[Exercise objective]: All the data below goes into the copy word for word, but the pictures don't.
* START *
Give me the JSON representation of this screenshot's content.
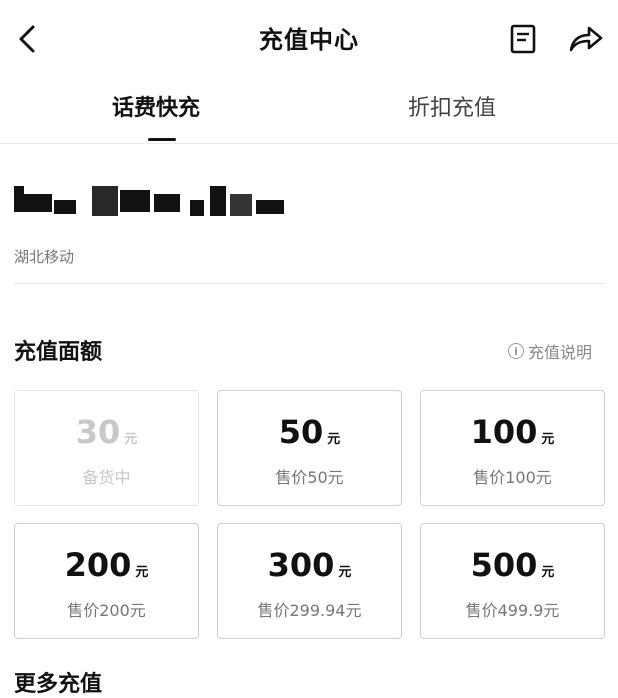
{
  "nav": {
    "title": "充值中心",
    "icons": {
      "back": "chevron-left-icon",
      "bill": "document-icon",
      "share": "share-icon"
    }
  },
  "tabs": [
    {
      "label": "话费快充",
      "active": true
    },
    {
      "label": "折扣充值",
      "active": false
    }
  ],
  "account": {
    "carrier": "湖北移动"
  },
  "denominations": {
    "title": "充值面额",
    "help_label": "充值说明",
    "unit": "元",
    "cards": [
      {
        "amount": "30",
        "price": "备货中",
        "disabled": true
      },
      {
        "amount": "50",
        "price": "售价50元",
        "disabled": false
      },
      {
        "amount": "100",
        "price": "售价100元",
        "disabled": false
      },
      {
        "amount": "200",
        "price": "售价200元",
        "disabled": false
      },
      {
        "amount": "300",
        "price": "售价299.94元",
        "disabled": false
      },
      {
        "amount": "500",
        "price": "售价499.9元",
        "disabled": false
      }
    ]
  },
  "more": {
    "title": "更多充值"
  },
  "colors": {
    "text": "#111111",
    "muted": "#777777",
    "border": "#cfcfcf",
    "disabled": "#c8c8c8"
  }
}
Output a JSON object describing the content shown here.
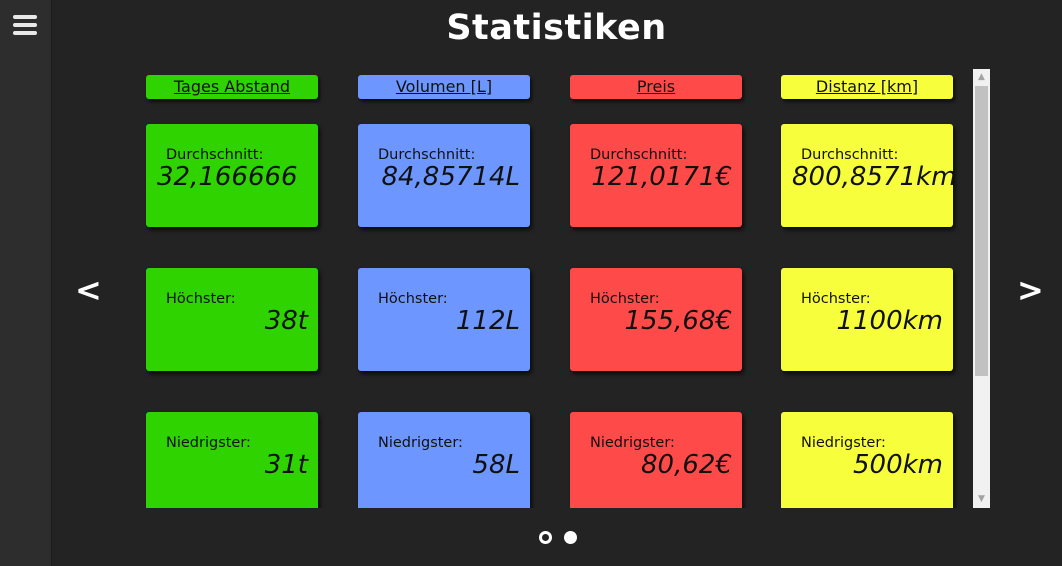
{
  "page": {
    "title": "Statistiken"
  },
  "nav": {
    "prev_label": "<",
    "next_label": ">"
  },
  "colors": {
    "green": "#2ed300",
    "blue": "#6d97ff",
    "red": "#ff4a4a",
    "yellow": "#f7ff3c",
    "background": "#232323"
  },
  "columns": [
    {
      "header": "Tages Abstand",
      "color": "#2ed300",
      "cards": [
        {
          "label": "Durchschnitt:",
          "value": "32,166666"
        },
        {
          "label": "Höchster:",
          "value": "38t"
        },
        {
          "label": "Niedrigster:",
          "value": "31t"
        }
      ]
    },
    {
      "header": "Volumen [L]",
      "color": "#6d97ff",
      "cards": [
        {
          "label": "Durchschnitt:",
          "value": "84,85714L"
        },
        {
          "label": "Höchster:",
          "value": "112L"
        },
        {
          "label": "Niedrigster:",
          "value": "58L"
        }
      ]
    },
    {
      "header": "Preis",
      "color": "#ff4a4a",
      "cards": [
        {
          "label": "Durchschnitt:",
          "value": "121,0171€"
        },
        {
          "label": "Höchster:",
          "value": "155,68€"
        },
        {
          "label": "Niedrigster:",
          "value": "80,62€"
        }
      ]
    },
    {
      "header": "Distanz [km]",
      "color": "#f7ff3c",
      "cards": [
        {
          "label": "Durchschnitt:",
          "value": "800,8571km"
        },
        {
          "label": "Höchster:",
          "value": "1100km"
        },
        {
          "label": "Niedrigster:",
          "value": "500km"
        }
      ]
    }
  ],
  "pagination": {
    "current_page": 1,
    "total_pages": 2
  },
  "icons": {
    "menu": "hamburger-icon",
    "scroll_up": "chevron-up-icon",
    "scroll_down": "chevron-down-icon"
  }
}
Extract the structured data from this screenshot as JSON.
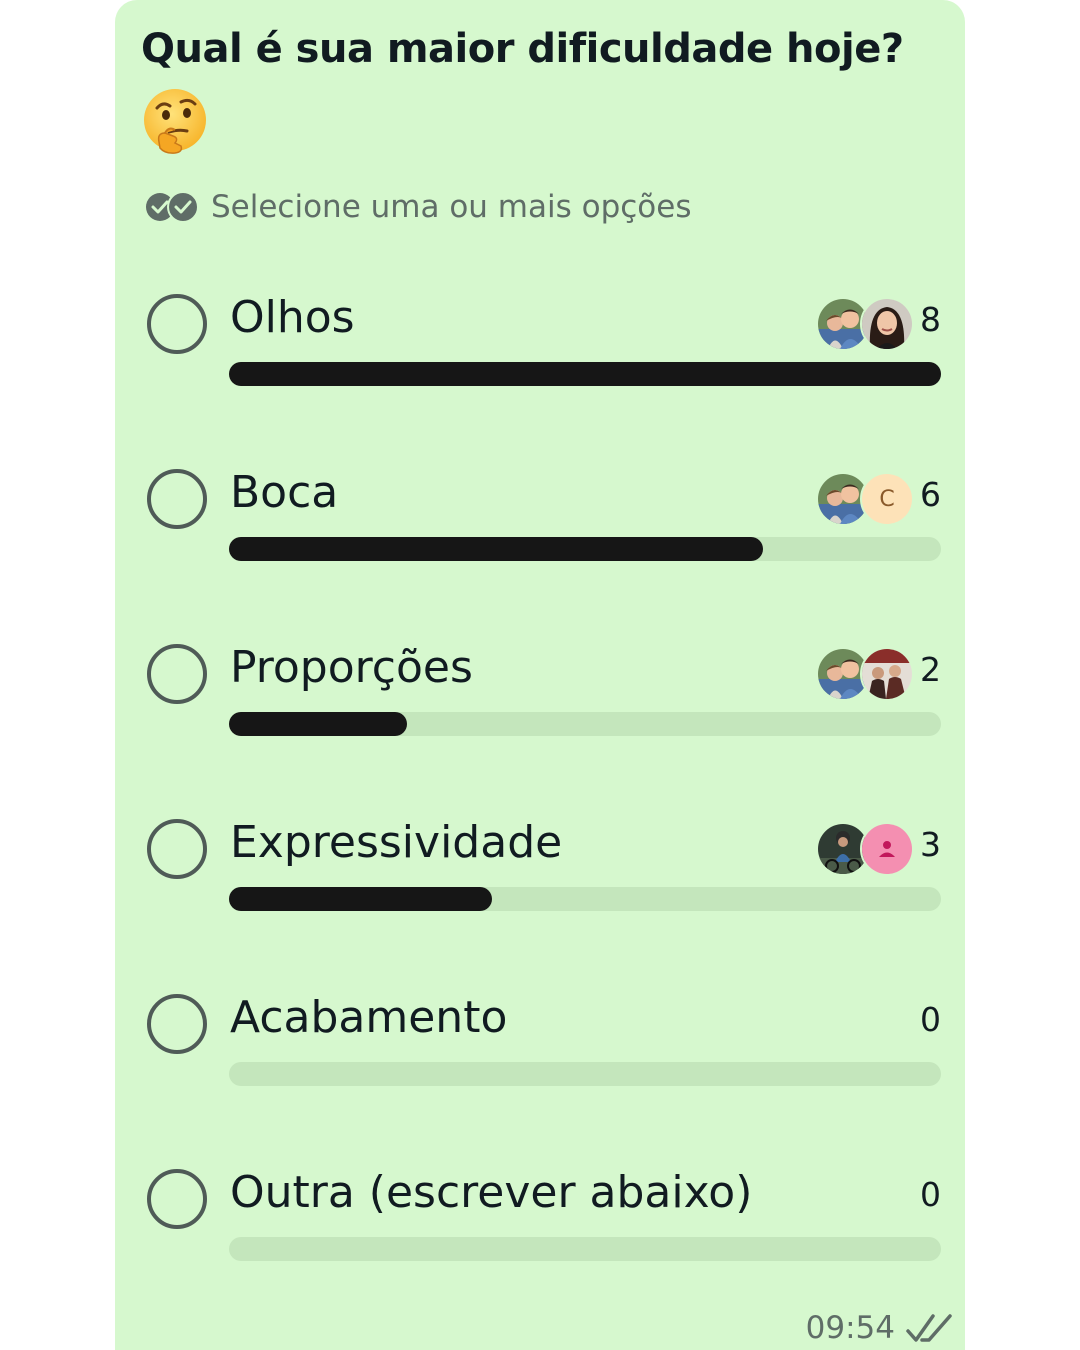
* END *
[Exercise response]:
Give me the JSON representation of this screenshot's content.
{
  "nav": {
    "title": "充值中心",
    "icons": {
      "back": "chevron-left-icon",
      "bill": "document-icon",
      "share": "share-icon"
    }
  },
  "tabs": [
    {
      "label": "话费快充",
      "active": true
    },
    {
      "label": "折扣充值",
      "active": false
    }
  ],
  "account": {
    "carrier": "湖北移动"
  },
  "denominations": {
    "title": "充值面额",
    "help_label": "充值说明",
    "unit": "元",
    "cards": [
      {
        "amount": "30",
        "price": "备货中",
        "disabled": true
      },
      {
        "amount": "50",
        "price": "售价50元",
        "disabled": false
      },
      {
        "amount": "100",
        "price": "售价100元",
        "disabled": false
      },
      {
        "amount": "200",
        "price": "售价200元",
        "disabled": false
      },
      {
        "amount": "300",
        "price": "售价299.94元",
        "disabled": false
      },
      {
        "amount": "500",
        "price": "售价499.9元",
        "disabled": false
      }
    ]
  },
  "more": {
    "title": "更多充值"
  },
  "colors": {
    "text": "#111111",
    "muted": "#777777",
    "border": "#cfcfcf",
    "disabled": "#c8c8c8"
  }
}
Output a JSON object describing the content shown here.
{
  "page": {
    "title": "Statistiken"
  },
  "nav": {
    "prev_label": "<",
    "next_label": ">"
  },
  "colors": {
    "green": "#2ed300",
    "blue": "#6d97ff",
    "red": "#ff4a4a",
    "yellow": "#f7ff3c",
    "background": "#232323"
  },
  "columns": [
    {
      "header": "Tages Abstand",
      "color": "#2ed300",
      "cards": [
        {
          "label": "Durchschnitt:",
          "value": "32,166666"
        },
        {
          "label": "Höchster:",
          "value": "38t"
        },
        {
          "label": "Niedrigster:",
          "value": "31t"
        }
      ]
    },
    {
      "header": "Volumen [L]",
      "color": "#6d97ff",
      "cards": [
        {
          "label": "Durchschnitt:",
          "value": "84,85714L"
        },
        {
          "label": "Höchster:",
          "value": "112L"
        },
        {
          "label": "Niedrigster:",
          "value": "58L"
        }
      ]
    },
    {
      "header": "Preis",
      "color": "#ff4a4a",
      "cards": [
        {
          "label": "Durchschnitt:",
          "value": "121,0171€"
        },
        {
          "label": "Höchster:",
          "value": "155,68€"
        },
        {
          "label": "Niedrigster:",
          "value": "80,62€"
        }
      ]
    },
    {
      "header": "Distanz [km]",
      "color": "#f7ff3c",
      "cards": [
        {
          "label": "Durchschnitt:",
          "value": "800,8571km"
        },
        {
          "label": "Höchster:",
          "value": "1100km"
        },
        {
          "label": "Niedrigster:",
          "value": "500km"
        }
      ]
    }
  ],
  "pagination": {
    "current_page": 1,
    "total_pages": 2
  },
  "icons": {
    "menu": "hamburger-icon",
    "scroll_up": "chevron-up-icon",
    "scroll_down": "chevron-down-icon"
  }
}
Extract the structured data from this screenshot as JSON.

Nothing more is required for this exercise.